PROVIDED INFORMATION:
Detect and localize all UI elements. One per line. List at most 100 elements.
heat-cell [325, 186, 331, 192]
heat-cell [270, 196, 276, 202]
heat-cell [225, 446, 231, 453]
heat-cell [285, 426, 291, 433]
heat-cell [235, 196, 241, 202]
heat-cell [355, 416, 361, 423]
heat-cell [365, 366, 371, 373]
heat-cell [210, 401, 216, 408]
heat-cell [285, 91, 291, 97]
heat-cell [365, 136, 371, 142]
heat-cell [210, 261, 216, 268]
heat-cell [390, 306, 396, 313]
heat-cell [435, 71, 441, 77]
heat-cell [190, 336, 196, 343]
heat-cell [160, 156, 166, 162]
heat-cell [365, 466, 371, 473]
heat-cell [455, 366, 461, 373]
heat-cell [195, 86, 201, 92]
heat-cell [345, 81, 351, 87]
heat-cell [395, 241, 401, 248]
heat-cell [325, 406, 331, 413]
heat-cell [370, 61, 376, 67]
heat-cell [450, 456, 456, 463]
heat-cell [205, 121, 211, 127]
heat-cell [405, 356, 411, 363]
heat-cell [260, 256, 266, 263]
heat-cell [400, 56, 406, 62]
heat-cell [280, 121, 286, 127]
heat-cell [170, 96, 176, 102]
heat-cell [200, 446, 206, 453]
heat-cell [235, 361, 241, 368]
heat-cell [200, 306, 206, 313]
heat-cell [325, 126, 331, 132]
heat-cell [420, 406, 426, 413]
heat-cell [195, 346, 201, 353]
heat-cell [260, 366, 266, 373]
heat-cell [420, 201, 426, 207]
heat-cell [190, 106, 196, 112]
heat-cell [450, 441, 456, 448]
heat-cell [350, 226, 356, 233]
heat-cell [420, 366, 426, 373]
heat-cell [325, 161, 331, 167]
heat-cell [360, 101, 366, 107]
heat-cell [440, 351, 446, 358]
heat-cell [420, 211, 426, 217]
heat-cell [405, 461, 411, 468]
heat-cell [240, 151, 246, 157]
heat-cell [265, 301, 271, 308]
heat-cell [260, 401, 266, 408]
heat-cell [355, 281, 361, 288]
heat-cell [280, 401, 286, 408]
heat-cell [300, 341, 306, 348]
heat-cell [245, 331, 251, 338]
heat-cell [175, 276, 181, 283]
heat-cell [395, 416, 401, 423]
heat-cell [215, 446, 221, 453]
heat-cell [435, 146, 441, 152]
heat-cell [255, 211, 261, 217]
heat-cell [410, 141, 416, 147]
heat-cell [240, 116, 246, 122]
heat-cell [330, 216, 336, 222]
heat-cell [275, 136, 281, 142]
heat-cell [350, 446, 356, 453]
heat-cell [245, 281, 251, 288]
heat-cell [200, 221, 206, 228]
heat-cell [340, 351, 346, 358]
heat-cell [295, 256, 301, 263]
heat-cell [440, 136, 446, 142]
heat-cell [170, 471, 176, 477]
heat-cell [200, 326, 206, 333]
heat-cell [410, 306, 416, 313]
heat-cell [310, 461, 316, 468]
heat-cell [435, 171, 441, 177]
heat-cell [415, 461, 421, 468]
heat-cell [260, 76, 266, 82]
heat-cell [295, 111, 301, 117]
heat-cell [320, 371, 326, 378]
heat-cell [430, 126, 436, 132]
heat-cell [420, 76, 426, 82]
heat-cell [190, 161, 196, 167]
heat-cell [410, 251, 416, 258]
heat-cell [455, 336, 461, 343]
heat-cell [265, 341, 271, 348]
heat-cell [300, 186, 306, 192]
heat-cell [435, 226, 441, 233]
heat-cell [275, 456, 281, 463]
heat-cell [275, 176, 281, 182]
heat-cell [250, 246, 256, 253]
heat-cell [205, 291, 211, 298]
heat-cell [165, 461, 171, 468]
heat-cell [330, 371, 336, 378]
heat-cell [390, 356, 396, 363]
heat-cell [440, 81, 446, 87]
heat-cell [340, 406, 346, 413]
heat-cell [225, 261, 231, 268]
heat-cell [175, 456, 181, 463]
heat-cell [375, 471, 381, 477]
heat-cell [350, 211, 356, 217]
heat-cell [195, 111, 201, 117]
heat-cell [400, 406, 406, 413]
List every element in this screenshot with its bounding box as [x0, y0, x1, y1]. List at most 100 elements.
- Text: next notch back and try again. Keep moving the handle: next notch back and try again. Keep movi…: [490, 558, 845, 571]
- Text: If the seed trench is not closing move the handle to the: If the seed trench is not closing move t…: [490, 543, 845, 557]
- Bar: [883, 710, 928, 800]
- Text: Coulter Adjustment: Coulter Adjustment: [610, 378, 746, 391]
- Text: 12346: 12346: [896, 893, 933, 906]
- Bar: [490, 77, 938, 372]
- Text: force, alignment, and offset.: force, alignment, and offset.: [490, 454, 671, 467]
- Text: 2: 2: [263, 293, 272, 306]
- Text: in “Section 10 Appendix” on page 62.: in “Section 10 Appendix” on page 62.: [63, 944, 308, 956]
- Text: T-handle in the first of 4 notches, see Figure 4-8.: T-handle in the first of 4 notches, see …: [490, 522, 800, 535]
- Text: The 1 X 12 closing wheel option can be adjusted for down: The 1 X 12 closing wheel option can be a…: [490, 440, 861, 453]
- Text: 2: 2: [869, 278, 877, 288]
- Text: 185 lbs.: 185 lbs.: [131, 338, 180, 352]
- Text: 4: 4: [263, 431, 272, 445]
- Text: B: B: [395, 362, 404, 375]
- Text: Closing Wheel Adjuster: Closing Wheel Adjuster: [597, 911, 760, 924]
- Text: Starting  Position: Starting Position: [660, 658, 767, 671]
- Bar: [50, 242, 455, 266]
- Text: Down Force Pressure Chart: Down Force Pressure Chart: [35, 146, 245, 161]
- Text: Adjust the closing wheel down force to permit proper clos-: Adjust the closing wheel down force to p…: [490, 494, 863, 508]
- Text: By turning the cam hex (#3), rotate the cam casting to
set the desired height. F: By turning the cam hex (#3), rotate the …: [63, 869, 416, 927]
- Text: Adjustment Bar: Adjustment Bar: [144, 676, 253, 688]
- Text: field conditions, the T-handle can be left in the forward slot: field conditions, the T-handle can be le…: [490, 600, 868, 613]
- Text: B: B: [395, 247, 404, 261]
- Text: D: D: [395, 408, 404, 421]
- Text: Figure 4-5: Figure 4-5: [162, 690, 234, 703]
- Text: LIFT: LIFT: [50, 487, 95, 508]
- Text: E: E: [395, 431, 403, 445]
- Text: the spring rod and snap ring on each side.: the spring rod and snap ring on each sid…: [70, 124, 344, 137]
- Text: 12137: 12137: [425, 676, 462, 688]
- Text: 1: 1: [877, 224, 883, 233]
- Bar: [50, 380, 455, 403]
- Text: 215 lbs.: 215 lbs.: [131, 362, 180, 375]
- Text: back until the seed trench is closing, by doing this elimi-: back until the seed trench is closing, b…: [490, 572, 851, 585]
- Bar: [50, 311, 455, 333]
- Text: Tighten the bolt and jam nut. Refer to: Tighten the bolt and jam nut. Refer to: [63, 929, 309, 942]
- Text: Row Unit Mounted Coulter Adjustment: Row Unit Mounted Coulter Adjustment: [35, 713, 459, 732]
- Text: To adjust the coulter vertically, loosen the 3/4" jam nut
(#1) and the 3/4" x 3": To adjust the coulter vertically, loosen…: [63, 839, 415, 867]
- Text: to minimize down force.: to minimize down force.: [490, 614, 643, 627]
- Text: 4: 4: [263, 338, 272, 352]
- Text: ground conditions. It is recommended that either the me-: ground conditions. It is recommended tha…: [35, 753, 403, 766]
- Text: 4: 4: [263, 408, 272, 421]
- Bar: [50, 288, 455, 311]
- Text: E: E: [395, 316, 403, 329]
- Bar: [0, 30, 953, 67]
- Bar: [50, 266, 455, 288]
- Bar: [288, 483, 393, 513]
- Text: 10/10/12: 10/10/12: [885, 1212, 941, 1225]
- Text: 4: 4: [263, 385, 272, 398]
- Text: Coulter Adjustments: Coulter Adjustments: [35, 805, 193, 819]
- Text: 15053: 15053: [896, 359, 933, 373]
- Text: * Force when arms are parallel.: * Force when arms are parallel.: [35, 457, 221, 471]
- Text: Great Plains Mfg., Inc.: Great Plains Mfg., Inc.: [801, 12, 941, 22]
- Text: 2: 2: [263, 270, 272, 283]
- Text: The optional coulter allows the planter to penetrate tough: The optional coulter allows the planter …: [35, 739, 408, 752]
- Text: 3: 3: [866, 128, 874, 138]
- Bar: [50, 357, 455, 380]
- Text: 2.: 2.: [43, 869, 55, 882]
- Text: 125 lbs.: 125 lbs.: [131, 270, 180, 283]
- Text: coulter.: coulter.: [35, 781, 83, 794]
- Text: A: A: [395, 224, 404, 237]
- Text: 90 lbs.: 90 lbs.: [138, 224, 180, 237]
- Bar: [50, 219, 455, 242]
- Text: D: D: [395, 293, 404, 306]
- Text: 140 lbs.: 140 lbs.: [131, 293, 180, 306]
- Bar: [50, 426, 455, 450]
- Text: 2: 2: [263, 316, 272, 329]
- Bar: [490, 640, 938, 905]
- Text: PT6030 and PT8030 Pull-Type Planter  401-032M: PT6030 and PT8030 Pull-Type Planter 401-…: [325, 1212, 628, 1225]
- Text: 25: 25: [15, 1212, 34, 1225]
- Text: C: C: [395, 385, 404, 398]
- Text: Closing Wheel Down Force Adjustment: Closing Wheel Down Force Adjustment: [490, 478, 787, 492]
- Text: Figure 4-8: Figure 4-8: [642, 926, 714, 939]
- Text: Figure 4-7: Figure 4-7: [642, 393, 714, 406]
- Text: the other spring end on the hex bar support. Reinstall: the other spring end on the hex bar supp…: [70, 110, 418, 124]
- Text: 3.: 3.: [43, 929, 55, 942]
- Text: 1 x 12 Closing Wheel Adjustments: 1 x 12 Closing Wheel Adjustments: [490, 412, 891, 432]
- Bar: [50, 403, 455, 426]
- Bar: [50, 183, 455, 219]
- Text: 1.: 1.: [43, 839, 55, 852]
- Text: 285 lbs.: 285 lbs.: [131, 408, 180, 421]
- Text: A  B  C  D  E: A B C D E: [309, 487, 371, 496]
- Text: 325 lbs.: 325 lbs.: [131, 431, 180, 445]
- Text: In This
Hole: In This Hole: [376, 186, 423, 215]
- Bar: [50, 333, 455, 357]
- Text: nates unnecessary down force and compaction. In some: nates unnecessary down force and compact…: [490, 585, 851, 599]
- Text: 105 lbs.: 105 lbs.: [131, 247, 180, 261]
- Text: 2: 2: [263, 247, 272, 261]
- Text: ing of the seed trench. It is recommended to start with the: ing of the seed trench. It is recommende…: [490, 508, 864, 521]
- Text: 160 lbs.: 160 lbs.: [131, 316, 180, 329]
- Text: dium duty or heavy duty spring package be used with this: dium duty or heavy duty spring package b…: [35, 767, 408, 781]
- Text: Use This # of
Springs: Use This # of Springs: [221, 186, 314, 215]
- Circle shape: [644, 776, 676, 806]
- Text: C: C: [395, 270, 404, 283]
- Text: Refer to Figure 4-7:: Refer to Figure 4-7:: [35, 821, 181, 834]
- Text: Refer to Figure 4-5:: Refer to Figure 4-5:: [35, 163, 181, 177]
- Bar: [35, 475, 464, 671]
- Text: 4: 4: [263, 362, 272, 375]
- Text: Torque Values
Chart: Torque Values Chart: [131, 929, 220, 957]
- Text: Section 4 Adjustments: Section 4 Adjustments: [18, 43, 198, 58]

TASK BRIEF:
Update the data from its first line through the line containing "heat-cell [345, 81, 351, 87]", inclusive, replacing "heat-cell" with "heat-tile" and leaving everything else as it is.

FINISHED TASK:
Detect and localize all UI elements. One per line. List at most 100 elements.
heat-tile [325, 186, 331, 192]
heat-tile [270, 196, 276, 202]
heat-tile [225, 446, 231, 453]
heat-tile [285, 426, 291, 433]
heat-tile [235, 196, 241, 202]
heat-tile [355, 416, 361, 423]
heat-tile [365, 366, 371, 373]
heat-tile [210, 401, 216, 408]
heat-tile [285, 91, 291, 97]
heat-tile [365, 136, 371, 142]
heat-tile [210, 261, 216, 268]
heat-tile [390, 306, 396, 313]
heat-tile [435, 71, 441, 77]
heat-tile [190, 336, 196, 343]
heat-tile [160, 156, 166, 162]
heat-tile [365, 466, 371, 473]
heat-tile [455, 366, 461, 373]
heat-tile [195, 86, 201, 92]
heat-tile [345, 81, 351, 87]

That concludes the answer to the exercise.